__WHAT YOU HAVE TO DO__
Can you output the material exactly as written, minus any pictures it holds?

— Begin INFORMATION PROVIDED —

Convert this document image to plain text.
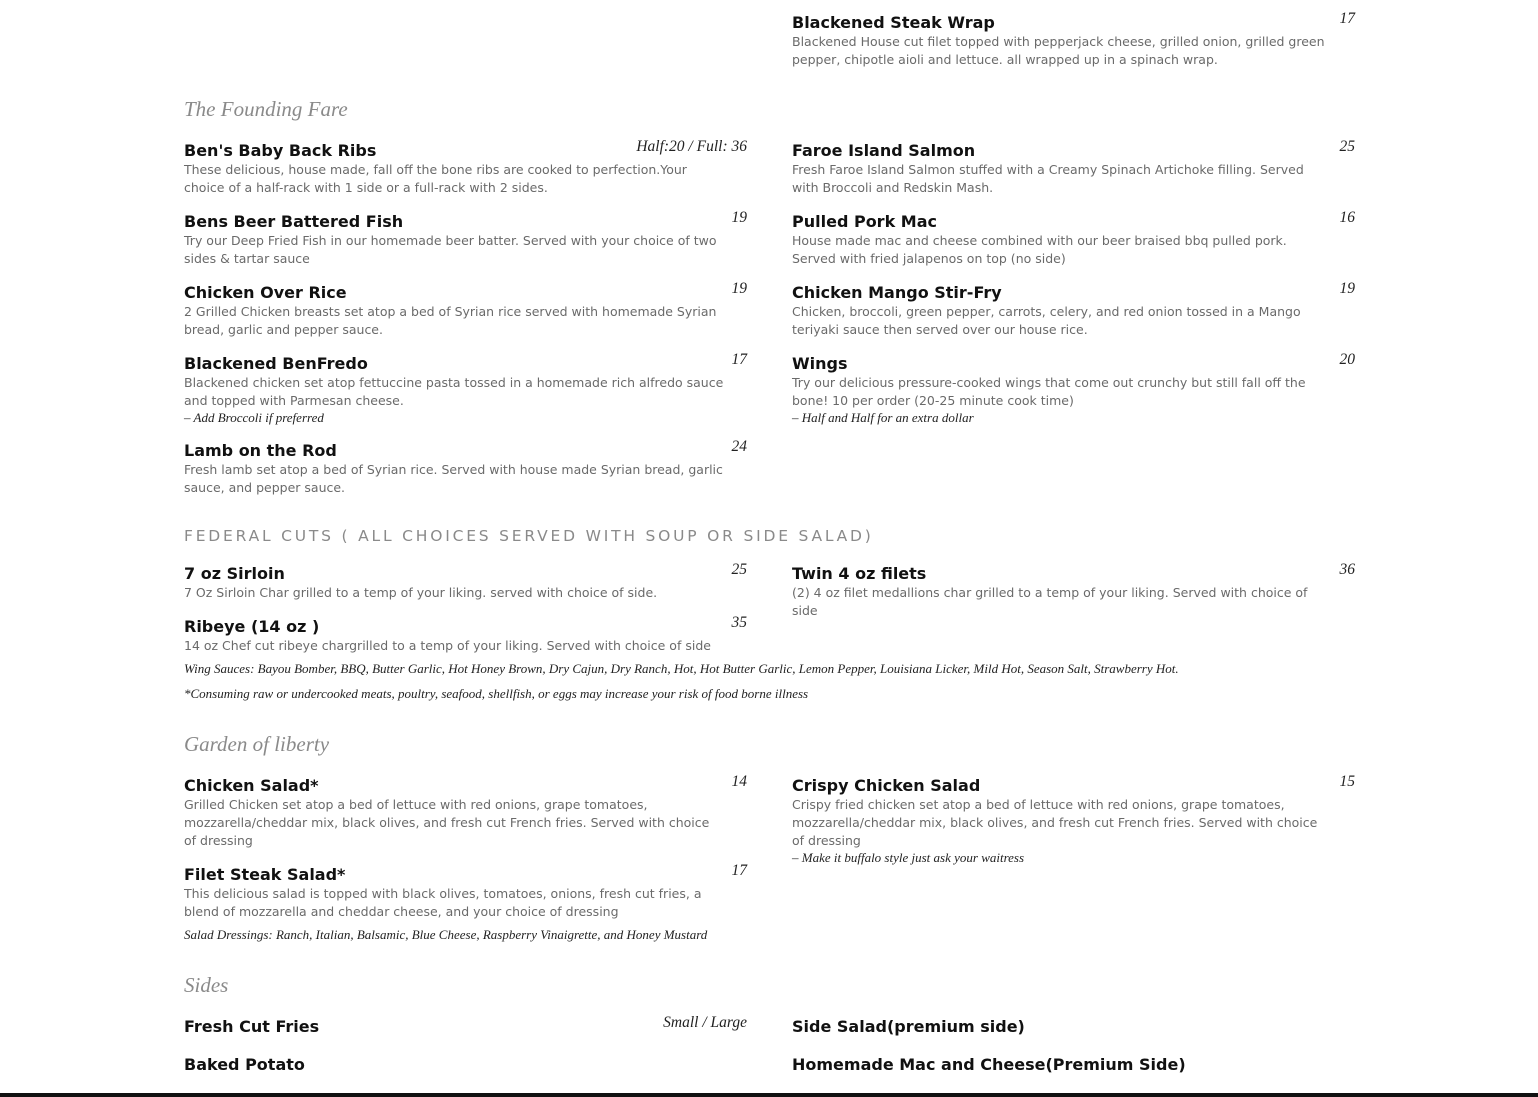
Blackened Steak Wrap	17
Blackened House cut filet topped with pepperjack cheese, grilled onion, grilled green pepper, chipotle aioli and lettuce. all wrapped up in a spinach wrap.
The Founding Fare
Ben's Baby Back Ribs	Half:20 / Full: 36
These delicious, house made, fall off the bone ribs are cooked to perfection.Your choice of a half-rack with 1 side or a full-rack with 2 sides.
Bens Beer Battered Fish	19
Try our Deep Fried Fish in our homemade beer batter. Served with your choice of two sides & tartar sauce
Chicken Over Rice	19
2 Grilled Chicken breasts set atop a bed of Syrian rice served with homemade Syrian bread, garlic and pepper sauce.
Blackened BenFredo	17
Blackened chicken set atop fettuccine pasta tossed in a homemade rich alfredo sauce and topped with Parmesan cheese.
– Add Broccoli if preferred
Lamb on the Rod	24
Fresh lamb set atop a bed of Syrian rice. Served with house made Syrian bread, garlic sauce, and pepper sauce.
Faroe Island Salmon	25
Fresh Faroe Island Salmon stuffed with a Creamy Spinach Artichoke filling. Served with Broccoli and Redskin Mash.
Pulled Pork Mac	16
House made mac and cheese combined with our beer braised bbq pulled pork. Served with fried jalapenos on top (no side)
Chicken Mango Stir-Fry	19
Chicken, broccoli, green pepper, carrots, celery, and red onion tossed in a Mango teriyaki sauce then served over our house rice.
Wings	20
Try our delicious pressure-cooked wings that come out crunchy but still fall off the bone! 10 per order (20-25 minute cook time)
– Half and Half for an extra dollar
FEDERAL CUTS ( ALL CHOICES SERVED WITH SOUP OR SIDE SALAD)
7 oz Sirloin	25
7 Oz Sirloin Char grilled to a temp of your liking. served with choice of side.
Ribeye (14 oz )	35
14 oz Chef cut ribeye chargrilled to a temp of your liking. Served with choice of side
Twin 4 oz filets	36
(2) 4 oz filet medallions char grilled to a temp of your liking. Served with choice of side
Wing Sauces: Bayou Bomber, BBQ, Butter Garlic, Hot Honey Brown, Dry Cajun, Dry Ranch, Hot, Hot Butter Garlic, Lemon Pepper, Louisiana Licker, Mild Hot, Season Salt, Strawberry Hot.
*Consuming raw or undercooked meats, poultry, seafood, shellfish, or eggs may increase your risk of food borne illness
Garden of liberty
Chicken Salad*	14
Grilled Chicken set atop a bed of lettuce with red onions, grape tomatoes, mozzarella/cheddar mix, black olives, and fresh cut French fries. Served with choice of dressing
Filet Steak Salad*	17
This delicious salad is topped with black olives, tomatoes, onions, fresh cut fries, a blend of mozzarella and cheddar cheese, and your choice of dressing
Crispy Chicken Salad	15
Crispy fried chicken set atop a bed of lettuce with red onions, grape tomatoes, mozzarella/cheddar mix, black olives, and fresh cut French fries. Served with choice of dressing
– Make it buffalo style just ask your waitress
Salad Dressings: Ranch, Italian, Balsamic, Blue Cheese, Raspberry Vinaigrette, and Honey Mustard
Sides
Fresh Cut Fries	Small / Large
Baked Potato
Side Salad(premium side)
Homemade Mac and Cheese(Premium Side)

— End INFORMATION PROVIDED —

__THE SOLUTION__
Convert this document image to plain text.
Blackened Steak Wrap	17
Blackened House cut filet topped with pepperjack cheese, grilled onion, grilled green pepper, chipotle aioli and lettuce. all wrapped up in a spinach wrap.
The Founding Fare
Ben's Baby Back Ribs	Half:20 / Full: 36
These delicious, house made, fall off the bone ribs are cooked to perfection.Your choice of a half-rack with 1 side or a full-rack with 2 sides.
Bens Beer Battered Fish	19
Try our Deep Fried Fish in our homemade beer batter. Served with your choice of two sides & tartar sauce
Chicken Over Rice	19
2 Grilled Chicken breasts set atop a bed of Syrian rice served with homemade Syrian bread, garlic and pepper sauce.
Blackened BenFredo	17
Blackened chicken set atop fettuccine pasta tossed in a homemade rich alfredo sauce and topped with Parmesan cheese.
– Add Broccoli if preferred
Lamb on the Rod	24
Fresh lamb set atop a bed of Syrian rice. Served with house made Syrian bread, garlic sauce, and pepper sauce.
Faroe Island Salmon	25
Fresh Faroe Island Salmon stuffed with a Creamy Spinach Artichoke filling. Served with Broccoli and Redskin Mash.
Pulled Pork Mac	16
House made mac and cheese combined with our beer braised bbq pulled pork. Served with fried jalapenos on top (no side)
Chicken Mango Stir-Fry	19
Chicken, broccoli, green pepper, carrots, celery, and red onion tossed in a Mango teriyaki sauce then served over our house rice.
Wings	20
Try our delicious pressure-cooked wings that come out crunchy but still fall off the bone! 10 per order (20-25 minute cook time)
– Half and Half for an extra dollar
FEDERAL CUTS ( ALL CHOICES SERVED WITH SOUP OR SIDE SALAD)
7 oz Sirloin	25
7 Oz Sirloin Char grilled to a temp of your liking. served with choice of side.
Ribeye (14 oz )	35
14 oz Chef cut ribeye chargrilled to a temp of your liking. Served with choice of side
Twin 4 oz filets	36
(2) 4 oz filet medallions char grilled to a temp of your liking. Served with choice of side
Wing Sauces: Bayou Bomber, BBQ, Butter Garlic, Hot Honey Brown, Dry Cajun, Dry Ranch, Hot, Hot Butter Garlic, Lemon Pepper, Louisiana Licker, Mild Hot, Season Salt, Strawberry Hot.
*Consuming raw or undercooked meats, poultry, seafood, shellfish, or eggs may increase your risk of food borne illness
Garden of liberty
Chicken Salad*	14
Grilled Chicken set atop a bed of lettuce with red onions, grape tomatoes, mozzarella/cheddar mix, black olives, and fresh cut French fries. Served with choice of dressing
Filet Steak Salad*	17
This delicious salad is topped with black olives, tomatoes, onions, fresh cut fries, a blend of mozzarella and cheddar cheese, and your choice of dressing
Crispy Chicken Salad	15
Crispy fried chicken set atop a bed of lettuce with red onions, grape tomatoes, mozzarella/cheddar mix, black olives, and fresh cut French fries. Served with choice of dressing
– Make it buffalo style just ask your waitress
Salad Dressings: Ranch, Italian, Balsamic, Blue Cheese, Raspberry Vinaigrette, and Honey Mustard
Sides
Fresh Cut Fries	Small / Large
Baked Potato
Side Salad(premium side)
Homemade Mac and Cheese(Premium Side)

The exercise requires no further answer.